- Page text
::::::::

So, it's iso-8859-1.  Maybe I could do my post and accept only UTF-8.  That could work.


>
>>>> But, I have lots of data that has some of these charaters and it's
>>>> causing problems for writefln.  Any ideas how to change a non-UTF-8
>>>> string to a
>>>> UTF-8 string?
>>>
>>> If you had saved it in utf-8, you could simply load it and print it. As this isn't working, I assume you've saved it in another encoding.
>>
>> But I didn't.  It must be WindoZE or Windows, as others call it.
>
>Windows has nothing to do with the problem AFAICS.
>
>A program "A software using IE as client" has saved the data in a certain encoding.
>
>You're reading that data, into a char[], and then printing it with writef, which finds an invalid UTF-8 character, because the data isn't UTF-8 encoded, it's something else.
>
>> There are two
>> ways of entering an é on the computer.
>> 1. Using the ALT key + 130 on the number keys on the right side of the
>> keyboard
>> or having two keyboards on your system and changing keyboards when
>> needed.
>
>Sure, and when you enter that 'é' the program you enter it into has _lots_ of different options as to how to encode it. UTF-8 is the option you need it to take, or, you need to transcode from the option it uses, to UTF-8.
>
>Regan

again, thanks.


March 01, 2005
jicman wrote:

> So, it's iso-8859-1.  Maybe I could do my post and accept only UTF-8.  That
> could work.

You're in luck then. It's by far the simplest to convert to UTF...

--anders
March 01, 2005
Anders_F_Bj=F6rklund?= says...
>
>jicman wrote:
>
>> So, it's iso-8859-1.  Maybe I could do my post and accept only UTF-8.  That could work.
>
>You're in luck then. It's by far the simplest to convert to UTF...
>
>--anders

I don't have time right now... (time constraint!), but did came up with this little function for anyone out there to use, for a quick "print patching":

char[] CheckForUTF8(char[] name)
{
char[] outStr = null;
foreach(char c;name)
if(std.ctype.isascii(c) > 0)
outStr ~= c;
else
outStr ~= "+";
return outStr;
}

it will replace the offending character to a + and allow printing. :-)  Hey, I didn't say it was pretty. :-)  It just allows me to print.  So, now the output looks like:


----------------------------------------------------------------
--    6
Counting forms for jcabrera (cabrera, jos+ isa+as)      --
Application :       Qty   Deleted      Left     Total
DocumentToken :      2589         0      2589      2596
Distribute :         7         0         7        19
Total Forms :      2596         0         0      2615
2596 forms took 29.1392 sec || Avg forms/sec =  87.989

----------------------------------------------------------------

Pretty, uh? :-)

thanks for all the help and info.

jic

::::::::

- Provided data
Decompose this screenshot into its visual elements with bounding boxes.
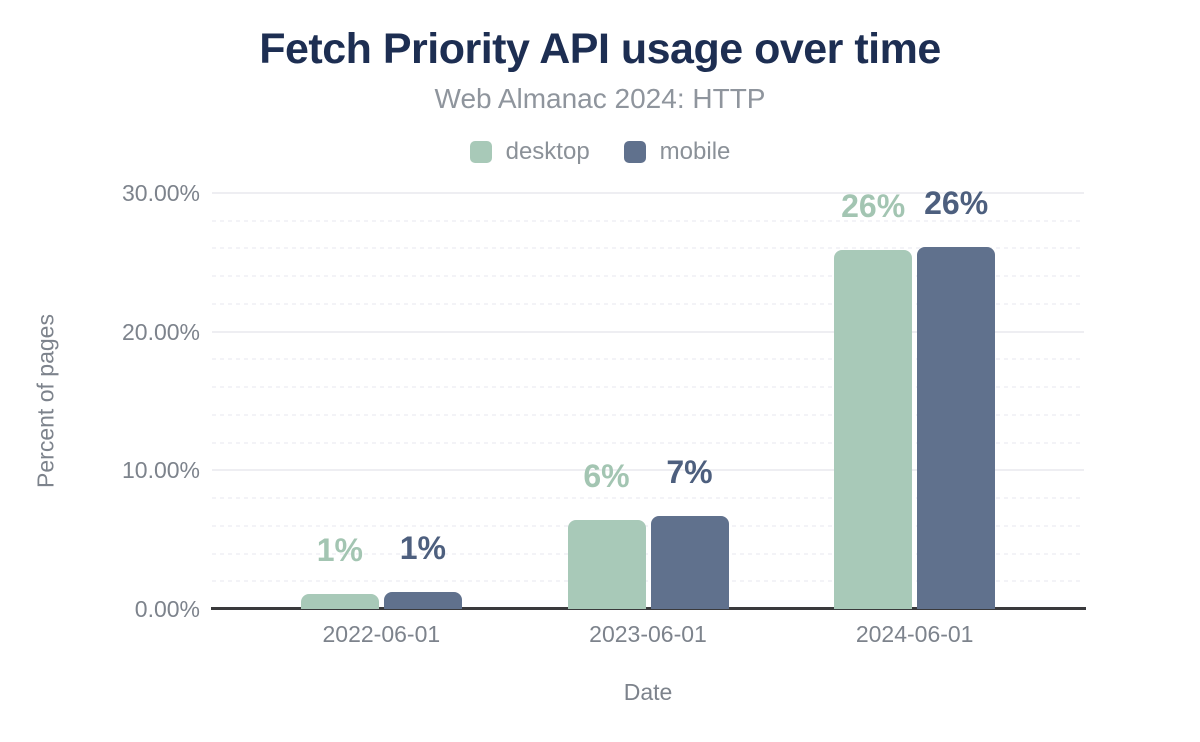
data-label-mobile-2023-06-01: 7% <box>666 454 713 490</box>
bar-mobile-2022-06-01[interactable] <box>383 592 462 609</box>
plot-area: 0.00% 10.00% 20.00% 30.00% 2022-06-01 1% 1% 202… <box>122 181 1086 647</box>
x-tick-label-2022-06-01: 2022-06-01 <box>322 621 441 647</box>
bar-group-2024-06-01-desktop: 26% <box>834 188 913 609</box>
legend-label-desktop: desktop <box>505 138 590 165</box>
bar-mobile-2023-06-01[interactable] <box>650 516 729 609</box>
legend-swatch-mobile-icon <box>623 141 646 163</box>
y-tick-label-0: 0.00% <box>134 596 200 622</box>
bar-group-2024-06-01-mobile: 26% <box>917 187 996 609</box>
legend-item-desktop[interactable]: desktop <box>469 138 590 166</box>
legend: desktop mobile <box>0 138 1200 166</box>
y-tick-label-10: 10.00% <box>121 457 200 484</box>
bar-desktop-2023-06-01[interactable] <box>567 520 646 609</box>
chart-subtitle: Web Almanac 2024: HTTP <box>434 83 766 114</box>
bar-mobile-2024-06-01[interactable] <box>917 247 996 609</box>
data-label-desktop-2023-06-01: 6% <box>583 458 630 494</box>
data-label-desktop-2024-06-01: 26% <box>841 188 906 224</box>
y-tick-label-20: 20.00% <box>121 318 200 345</box>
data-label-mobile-2024-06-01: 26% <box>924 185 989 221</box>
legend-swatch-desktop-icon <box>469 141 492 163</box>
bar-desktop-2022-06-01[interactable] <box>300 594 379 609</box>
bar-group-2023-06-01-desktop: 6% <box>567 193 646 609</box>
chart-title: Fetch Priority API usage over time <box>259 25 941 73</box>
y-tick-label-30: 30.00% <box>121 180 200 206</box>
data-label-desktop-2022-06-01: 1% <box>316 532 363 568</box>
bar-group-2022-06-01-desktop: 1% <box>300 193 379 609</box>
bar-desktop-2024-06-01[interactable] <box>834 250 913 609</box>
legend-item-mobile[interactable]: mobile <box>623 138 731 166</box>
data-label-mobile-2022-06-01: 1% <box>399 530 446 566</box>
x-axis-baseline <box>211 607 1086 610</box>
x-axis-title: Date <box>623 679 673 705</box>
bar-group-2022-06-01-mobile: 1% <box>383 193 462 609</box>
x-tick-label-2023-06-01: 2023-06-01 <box>589 621 707 647</box>
x-tick-label-2024-06-01: 2024-06-01 <box>855 621 974 647</box>
legend-label-mobile: mobile <box>659 138 731 165</box>
bar-group-2023-06-01-mobile: 7% <box>650 193 729 609</box>
y-axis-title: Percent of pages <box>32 314 59 488</box>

::::::::

- Instruction 1
Echo the part of the UTF-8 thread starting with "I don't have" and going on through "foreach(char c;name)".
- Instruction 2
Answer these about the UTF-8 thread:
(a) Which encoding does the first poster conclude the data is in?
(b) What key and number are given for entering an é on the number keys?
(c) What character does the posted function put in place of an offending character?

- Written response 1
I don't have time right now... (time constraint!), but did came up with this little function for anyone out there to use, for a quick "print patching":

char[] CheckForUTF8(char[] name)
{
char[] outStr = null;
foreach(char c;name)

- Written response 2
(a) iso-8859-1
(b) The ALT key + 130
(c) A +